| Dataset rows |
━━━

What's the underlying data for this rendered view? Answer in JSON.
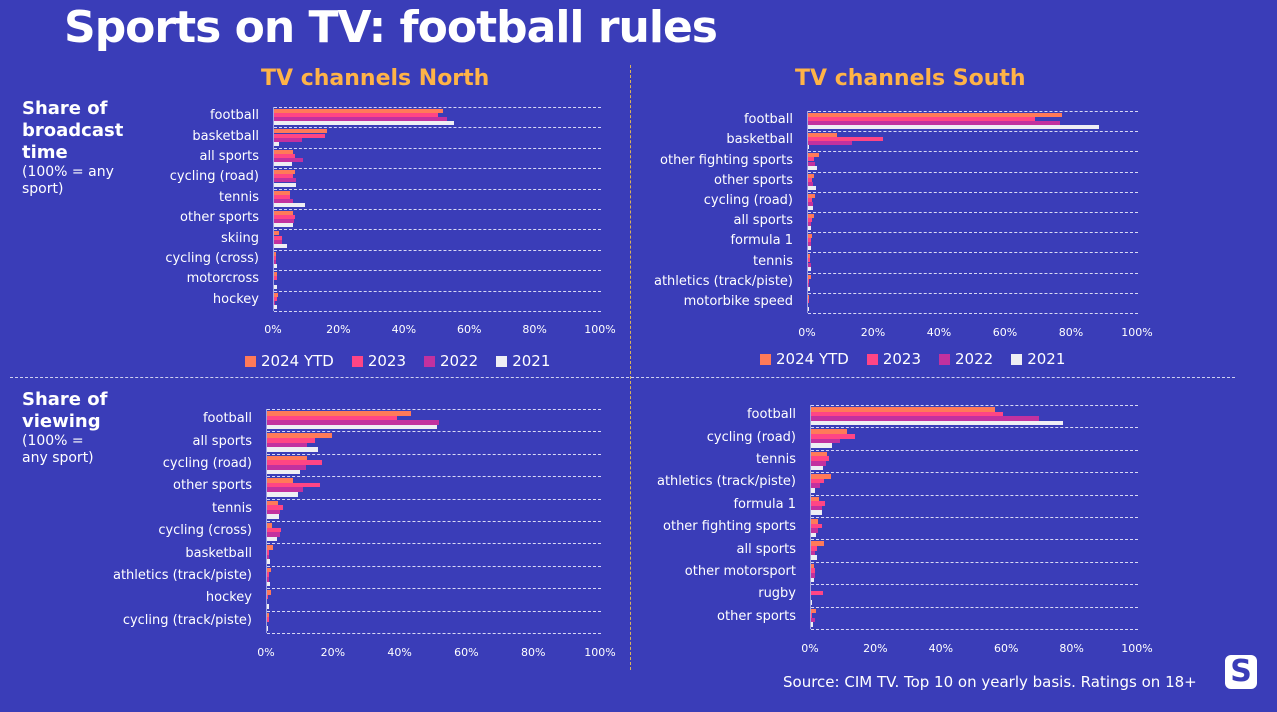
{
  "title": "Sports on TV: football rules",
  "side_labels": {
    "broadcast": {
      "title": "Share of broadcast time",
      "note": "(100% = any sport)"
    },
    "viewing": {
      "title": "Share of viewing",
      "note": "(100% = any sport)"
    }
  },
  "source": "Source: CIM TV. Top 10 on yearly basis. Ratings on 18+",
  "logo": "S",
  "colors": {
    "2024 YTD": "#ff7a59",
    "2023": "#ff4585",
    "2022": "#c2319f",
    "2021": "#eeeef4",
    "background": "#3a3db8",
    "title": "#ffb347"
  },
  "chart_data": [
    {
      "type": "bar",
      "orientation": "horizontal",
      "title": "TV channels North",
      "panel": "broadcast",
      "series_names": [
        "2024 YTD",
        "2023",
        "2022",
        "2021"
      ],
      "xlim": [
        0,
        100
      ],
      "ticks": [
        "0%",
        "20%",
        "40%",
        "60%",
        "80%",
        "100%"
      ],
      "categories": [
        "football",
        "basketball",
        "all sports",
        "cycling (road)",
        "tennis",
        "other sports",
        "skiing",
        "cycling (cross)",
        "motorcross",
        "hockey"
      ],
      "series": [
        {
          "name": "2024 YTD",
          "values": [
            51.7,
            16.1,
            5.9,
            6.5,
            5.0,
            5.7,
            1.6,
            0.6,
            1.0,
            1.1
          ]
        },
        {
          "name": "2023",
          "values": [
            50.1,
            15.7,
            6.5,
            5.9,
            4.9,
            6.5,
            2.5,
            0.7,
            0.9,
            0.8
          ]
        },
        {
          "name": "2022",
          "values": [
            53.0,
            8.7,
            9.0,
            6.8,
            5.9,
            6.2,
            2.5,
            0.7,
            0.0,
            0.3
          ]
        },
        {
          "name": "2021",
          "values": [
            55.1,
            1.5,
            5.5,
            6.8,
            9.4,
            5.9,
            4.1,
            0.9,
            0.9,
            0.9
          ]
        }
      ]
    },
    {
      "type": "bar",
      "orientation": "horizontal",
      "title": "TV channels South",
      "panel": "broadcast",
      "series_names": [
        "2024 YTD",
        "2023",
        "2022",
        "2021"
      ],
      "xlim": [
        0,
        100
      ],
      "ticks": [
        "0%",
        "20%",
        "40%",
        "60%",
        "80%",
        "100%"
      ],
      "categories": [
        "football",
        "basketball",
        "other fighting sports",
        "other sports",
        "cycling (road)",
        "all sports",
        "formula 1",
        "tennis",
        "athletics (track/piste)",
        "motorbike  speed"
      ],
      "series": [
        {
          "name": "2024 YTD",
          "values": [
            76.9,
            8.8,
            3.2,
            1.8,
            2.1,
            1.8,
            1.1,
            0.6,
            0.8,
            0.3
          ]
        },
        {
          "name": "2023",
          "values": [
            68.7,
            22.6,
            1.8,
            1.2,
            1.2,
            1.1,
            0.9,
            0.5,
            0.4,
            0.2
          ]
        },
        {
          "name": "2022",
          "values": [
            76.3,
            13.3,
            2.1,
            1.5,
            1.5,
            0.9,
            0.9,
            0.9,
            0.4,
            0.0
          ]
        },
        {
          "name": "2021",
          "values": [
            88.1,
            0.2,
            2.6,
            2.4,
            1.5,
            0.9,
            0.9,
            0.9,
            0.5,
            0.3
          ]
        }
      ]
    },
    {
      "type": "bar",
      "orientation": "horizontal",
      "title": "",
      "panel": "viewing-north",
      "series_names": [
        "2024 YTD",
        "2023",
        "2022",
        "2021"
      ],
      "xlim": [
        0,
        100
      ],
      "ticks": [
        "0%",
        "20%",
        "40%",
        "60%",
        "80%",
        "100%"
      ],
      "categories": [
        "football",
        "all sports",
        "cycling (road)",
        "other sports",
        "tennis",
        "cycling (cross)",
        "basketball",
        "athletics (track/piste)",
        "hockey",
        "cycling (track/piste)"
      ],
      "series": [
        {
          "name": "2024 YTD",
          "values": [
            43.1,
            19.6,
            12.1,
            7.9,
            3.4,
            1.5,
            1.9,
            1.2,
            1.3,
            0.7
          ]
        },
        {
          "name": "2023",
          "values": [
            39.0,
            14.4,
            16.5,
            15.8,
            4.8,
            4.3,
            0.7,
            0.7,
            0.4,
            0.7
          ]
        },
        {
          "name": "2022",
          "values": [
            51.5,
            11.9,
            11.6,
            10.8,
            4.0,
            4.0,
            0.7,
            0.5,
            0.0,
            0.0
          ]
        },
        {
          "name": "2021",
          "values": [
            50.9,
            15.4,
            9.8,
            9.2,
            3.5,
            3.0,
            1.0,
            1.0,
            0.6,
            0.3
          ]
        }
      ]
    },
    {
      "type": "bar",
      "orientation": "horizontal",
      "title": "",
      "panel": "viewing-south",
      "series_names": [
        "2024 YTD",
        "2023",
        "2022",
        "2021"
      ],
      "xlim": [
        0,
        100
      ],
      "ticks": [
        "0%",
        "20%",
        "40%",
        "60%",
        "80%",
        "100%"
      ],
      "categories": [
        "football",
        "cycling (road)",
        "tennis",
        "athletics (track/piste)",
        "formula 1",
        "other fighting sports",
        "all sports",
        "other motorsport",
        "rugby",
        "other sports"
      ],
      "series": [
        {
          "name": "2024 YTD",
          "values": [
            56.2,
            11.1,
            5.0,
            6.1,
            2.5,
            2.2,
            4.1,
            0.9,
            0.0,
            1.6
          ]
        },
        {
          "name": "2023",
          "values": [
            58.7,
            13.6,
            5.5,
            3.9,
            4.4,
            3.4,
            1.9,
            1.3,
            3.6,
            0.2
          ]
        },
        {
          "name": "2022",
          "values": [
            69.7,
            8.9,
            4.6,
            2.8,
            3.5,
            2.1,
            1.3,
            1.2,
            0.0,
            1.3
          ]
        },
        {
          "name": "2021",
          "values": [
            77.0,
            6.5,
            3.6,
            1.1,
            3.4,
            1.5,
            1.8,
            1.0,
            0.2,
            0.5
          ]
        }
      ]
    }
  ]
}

━━━

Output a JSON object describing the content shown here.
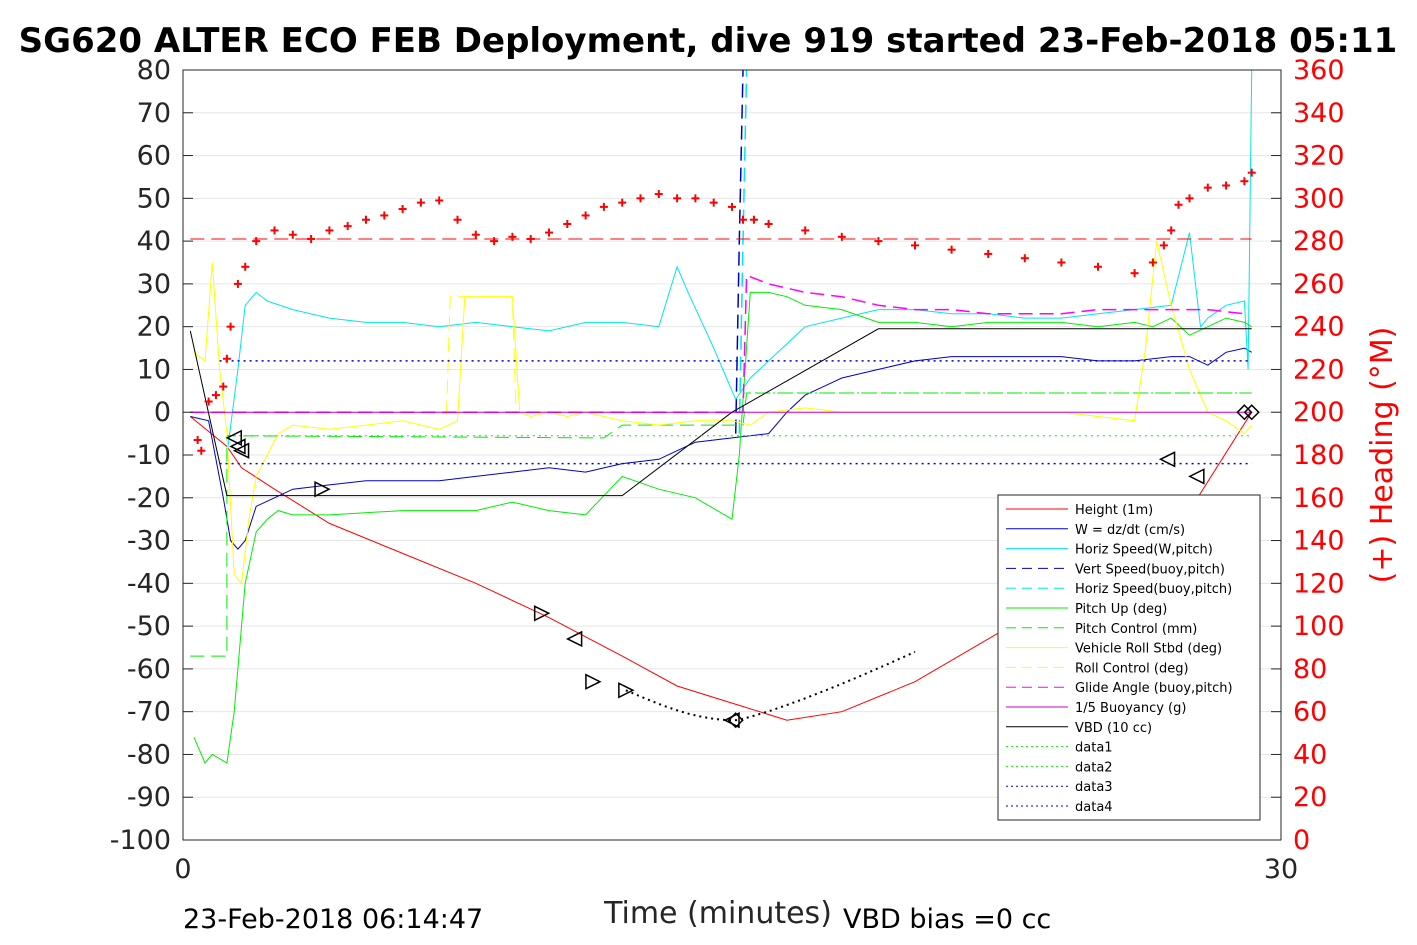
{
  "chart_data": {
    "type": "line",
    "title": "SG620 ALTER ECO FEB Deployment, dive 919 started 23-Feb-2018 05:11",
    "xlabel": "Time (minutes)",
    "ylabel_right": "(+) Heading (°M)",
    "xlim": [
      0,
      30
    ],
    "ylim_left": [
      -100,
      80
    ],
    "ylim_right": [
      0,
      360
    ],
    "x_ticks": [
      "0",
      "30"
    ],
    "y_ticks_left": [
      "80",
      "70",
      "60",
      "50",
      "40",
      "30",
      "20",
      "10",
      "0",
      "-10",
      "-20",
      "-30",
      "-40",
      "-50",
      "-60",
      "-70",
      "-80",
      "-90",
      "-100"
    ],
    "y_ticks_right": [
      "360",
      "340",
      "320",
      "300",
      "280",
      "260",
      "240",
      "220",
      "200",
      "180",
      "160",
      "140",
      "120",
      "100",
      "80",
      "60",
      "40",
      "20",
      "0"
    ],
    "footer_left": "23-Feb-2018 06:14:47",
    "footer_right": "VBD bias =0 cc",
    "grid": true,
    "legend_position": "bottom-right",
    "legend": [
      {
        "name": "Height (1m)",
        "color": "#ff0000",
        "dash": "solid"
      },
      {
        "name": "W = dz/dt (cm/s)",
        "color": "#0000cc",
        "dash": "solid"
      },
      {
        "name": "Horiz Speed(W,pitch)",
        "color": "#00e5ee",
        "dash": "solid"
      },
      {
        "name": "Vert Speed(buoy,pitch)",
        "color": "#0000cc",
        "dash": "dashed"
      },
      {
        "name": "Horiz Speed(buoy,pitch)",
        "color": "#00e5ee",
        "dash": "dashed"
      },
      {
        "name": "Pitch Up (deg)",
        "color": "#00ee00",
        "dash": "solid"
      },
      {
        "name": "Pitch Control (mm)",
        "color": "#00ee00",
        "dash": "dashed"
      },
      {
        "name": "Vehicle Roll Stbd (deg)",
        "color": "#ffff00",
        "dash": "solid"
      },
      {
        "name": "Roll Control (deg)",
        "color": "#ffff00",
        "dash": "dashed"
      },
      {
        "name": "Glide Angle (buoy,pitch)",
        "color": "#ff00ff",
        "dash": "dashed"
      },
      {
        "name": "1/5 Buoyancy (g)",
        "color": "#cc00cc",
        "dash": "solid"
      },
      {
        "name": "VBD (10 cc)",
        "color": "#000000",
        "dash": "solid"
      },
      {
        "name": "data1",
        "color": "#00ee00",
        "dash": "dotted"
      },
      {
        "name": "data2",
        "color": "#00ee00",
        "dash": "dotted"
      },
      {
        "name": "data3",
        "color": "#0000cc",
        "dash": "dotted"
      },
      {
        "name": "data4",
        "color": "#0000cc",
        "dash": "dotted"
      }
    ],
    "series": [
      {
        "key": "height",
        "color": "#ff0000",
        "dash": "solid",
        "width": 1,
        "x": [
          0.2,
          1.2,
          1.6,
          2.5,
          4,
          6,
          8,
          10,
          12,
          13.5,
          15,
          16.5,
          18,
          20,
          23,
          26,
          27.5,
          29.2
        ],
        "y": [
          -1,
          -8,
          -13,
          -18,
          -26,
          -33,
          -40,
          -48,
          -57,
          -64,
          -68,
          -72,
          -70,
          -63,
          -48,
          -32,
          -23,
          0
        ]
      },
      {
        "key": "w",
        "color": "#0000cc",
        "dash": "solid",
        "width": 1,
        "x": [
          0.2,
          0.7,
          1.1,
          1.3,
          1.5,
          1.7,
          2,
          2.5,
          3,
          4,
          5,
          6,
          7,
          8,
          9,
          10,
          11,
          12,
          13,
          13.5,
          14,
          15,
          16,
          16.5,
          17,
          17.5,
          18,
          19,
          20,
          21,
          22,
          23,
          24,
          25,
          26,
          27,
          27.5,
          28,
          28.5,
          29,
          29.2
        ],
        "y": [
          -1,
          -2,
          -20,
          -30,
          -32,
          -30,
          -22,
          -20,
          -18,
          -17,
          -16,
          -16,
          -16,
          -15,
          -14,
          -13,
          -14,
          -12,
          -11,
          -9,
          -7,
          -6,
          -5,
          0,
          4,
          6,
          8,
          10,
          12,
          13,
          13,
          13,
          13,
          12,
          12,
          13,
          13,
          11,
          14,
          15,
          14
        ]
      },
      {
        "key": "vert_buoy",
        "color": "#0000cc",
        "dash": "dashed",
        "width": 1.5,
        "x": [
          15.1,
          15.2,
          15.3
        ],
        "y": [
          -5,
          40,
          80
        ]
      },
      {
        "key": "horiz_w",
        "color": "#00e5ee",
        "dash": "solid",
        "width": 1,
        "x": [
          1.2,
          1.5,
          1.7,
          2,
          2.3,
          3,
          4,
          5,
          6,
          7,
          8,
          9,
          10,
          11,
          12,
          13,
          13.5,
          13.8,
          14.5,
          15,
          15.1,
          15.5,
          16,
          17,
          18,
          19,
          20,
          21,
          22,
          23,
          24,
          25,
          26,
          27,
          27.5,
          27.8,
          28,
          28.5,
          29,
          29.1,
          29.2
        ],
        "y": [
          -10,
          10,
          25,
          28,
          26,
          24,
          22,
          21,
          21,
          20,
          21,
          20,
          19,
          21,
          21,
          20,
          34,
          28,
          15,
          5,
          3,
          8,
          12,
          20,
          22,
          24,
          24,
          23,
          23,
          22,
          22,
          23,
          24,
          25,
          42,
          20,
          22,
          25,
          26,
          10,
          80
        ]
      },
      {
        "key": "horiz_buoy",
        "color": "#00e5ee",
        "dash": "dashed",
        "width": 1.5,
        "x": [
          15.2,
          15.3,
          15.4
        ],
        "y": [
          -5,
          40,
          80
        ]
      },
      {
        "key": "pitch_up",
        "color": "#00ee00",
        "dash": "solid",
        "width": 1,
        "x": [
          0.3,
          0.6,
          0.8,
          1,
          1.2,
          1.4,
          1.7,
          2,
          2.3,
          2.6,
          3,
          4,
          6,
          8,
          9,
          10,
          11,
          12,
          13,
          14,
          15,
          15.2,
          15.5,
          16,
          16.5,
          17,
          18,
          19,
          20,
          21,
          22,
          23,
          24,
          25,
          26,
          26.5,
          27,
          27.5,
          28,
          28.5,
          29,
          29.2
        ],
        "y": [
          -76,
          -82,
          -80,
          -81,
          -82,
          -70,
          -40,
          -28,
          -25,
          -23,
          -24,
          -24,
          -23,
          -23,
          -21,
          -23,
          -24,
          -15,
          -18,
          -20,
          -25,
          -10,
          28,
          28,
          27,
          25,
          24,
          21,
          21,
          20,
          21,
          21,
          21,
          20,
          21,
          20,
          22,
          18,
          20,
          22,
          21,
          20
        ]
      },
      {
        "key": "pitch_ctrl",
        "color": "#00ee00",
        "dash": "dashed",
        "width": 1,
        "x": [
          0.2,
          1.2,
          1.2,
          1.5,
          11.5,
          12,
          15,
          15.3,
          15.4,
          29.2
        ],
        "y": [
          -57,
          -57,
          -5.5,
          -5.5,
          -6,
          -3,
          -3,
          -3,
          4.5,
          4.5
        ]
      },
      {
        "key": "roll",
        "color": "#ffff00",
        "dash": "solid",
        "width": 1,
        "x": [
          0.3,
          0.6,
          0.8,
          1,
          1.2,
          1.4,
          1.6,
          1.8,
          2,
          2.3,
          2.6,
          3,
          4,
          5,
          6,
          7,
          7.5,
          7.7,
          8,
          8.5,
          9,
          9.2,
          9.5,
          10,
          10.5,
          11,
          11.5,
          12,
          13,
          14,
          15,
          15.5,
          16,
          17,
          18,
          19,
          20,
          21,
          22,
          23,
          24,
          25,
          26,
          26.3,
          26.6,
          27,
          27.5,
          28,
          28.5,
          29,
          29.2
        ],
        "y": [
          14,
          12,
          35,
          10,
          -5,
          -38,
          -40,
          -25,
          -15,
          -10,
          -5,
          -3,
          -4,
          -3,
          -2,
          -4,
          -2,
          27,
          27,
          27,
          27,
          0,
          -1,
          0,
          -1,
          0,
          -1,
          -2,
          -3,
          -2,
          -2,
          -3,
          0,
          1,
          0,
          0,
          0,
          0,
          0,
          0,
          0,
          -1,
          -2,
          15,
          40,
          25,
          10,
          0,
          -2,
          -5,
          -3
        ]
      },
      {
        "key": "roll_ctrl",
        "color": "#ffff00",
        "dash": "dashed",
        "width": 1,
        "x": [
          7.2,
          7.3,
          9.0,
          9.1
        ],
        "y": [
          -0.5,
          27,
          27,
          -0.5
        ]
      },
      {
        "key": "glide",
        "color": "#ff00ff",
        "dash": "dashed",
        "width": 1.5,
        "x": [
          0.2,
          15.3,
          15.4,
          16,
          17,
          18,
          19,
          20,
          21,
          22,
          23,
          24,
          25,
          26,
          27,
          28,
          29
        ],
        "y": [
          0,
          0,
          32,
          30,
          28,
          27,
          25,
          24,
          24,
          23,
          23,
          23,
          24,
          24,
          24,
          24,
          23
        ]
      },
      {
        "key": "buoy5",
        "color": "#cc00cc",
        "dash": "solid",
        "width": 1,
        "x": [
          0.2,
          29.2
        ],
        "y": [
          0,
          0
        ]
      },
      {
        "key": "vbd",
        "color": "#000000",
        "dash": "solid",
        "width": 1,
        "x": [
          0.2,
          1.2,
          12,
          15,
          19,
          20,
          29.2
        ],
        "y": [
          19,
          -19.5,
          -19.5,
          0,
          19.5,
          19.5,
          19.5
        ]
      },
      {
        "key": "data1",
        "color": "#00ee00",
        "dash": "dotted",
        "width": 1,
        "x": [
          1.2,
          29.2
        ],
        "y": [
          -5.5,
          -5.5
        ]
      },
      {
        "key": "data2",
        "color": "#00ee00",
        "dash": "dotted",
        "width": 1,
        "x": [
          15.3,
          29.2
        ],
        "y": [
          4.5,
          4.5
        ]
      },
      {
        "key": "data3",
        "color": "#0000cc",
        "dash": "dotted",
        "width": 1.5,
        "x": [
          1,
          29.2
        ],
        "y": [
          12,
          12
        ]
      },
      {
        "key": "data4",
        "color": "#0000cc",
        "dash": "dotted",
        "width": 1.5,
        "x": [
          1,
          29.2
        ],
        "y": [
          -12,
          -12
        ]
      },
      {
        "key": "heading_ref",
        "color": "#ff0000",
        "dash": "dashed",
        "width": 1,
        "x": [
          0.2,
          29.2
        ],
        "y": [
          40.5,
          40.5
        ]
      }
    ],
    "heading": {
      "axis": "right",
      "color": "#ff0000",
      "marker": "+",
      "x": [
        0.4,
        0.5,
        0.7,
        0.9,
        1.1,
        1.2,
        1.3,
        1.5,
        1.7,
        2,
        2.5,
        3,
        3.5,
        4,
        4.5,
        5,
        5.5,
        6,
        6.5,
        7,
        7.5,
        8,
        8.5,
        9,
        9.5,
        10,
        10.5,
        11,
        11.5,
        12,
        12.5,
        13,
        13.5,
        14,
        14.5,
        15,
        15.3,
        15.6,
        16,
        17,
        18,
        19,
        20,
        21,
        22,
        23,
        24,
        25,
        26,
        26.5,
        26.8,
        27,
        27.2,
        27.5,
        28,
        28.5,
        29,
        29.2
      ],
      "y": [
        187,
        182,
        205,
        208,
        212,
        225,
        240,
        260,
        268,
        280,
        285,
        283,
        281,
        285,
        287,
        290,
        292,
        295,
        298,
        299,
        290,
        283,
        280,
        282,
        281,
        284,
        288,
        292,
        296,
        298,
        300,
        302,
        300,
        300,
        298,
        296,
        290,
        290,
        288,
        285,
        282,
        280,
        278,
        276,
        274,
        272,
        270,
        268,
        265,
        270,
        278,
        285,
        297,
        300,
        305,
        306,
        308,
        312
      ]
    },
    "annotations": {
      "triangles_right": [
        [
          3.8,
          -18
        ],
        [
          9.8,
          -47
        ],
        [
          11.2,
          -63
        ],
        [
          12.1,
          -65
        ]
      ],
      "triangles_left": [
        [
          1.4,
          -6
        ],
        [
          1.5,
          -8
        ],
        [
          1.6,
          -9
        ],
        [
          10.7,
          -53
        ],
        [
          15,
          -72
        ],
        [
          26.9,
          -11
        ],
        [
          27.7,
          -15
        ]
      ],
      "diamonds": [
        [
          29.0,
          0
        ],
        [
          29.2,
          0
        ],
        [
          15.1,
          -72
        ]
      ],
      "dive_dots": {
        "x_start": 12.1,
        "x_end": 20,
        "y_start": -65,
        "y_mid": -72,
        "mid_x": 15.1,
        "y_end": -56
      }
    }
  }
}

━━━

| What is required |
Every line that holds the string "title" should be returned.

| Task output |
  "title": "Sports on TV: football rules",
      "title": "Share of broadcast time",
      "title": "Share of viewing",
    "title": "#ffb347"
      "title": "TV channels North",
      "title": "TV channels South",
      "title": "",
      "title": "",
    "title": "SG620 ALTER ECO FEB Deployment, dive 919 started 23-Feb-2018 05:11",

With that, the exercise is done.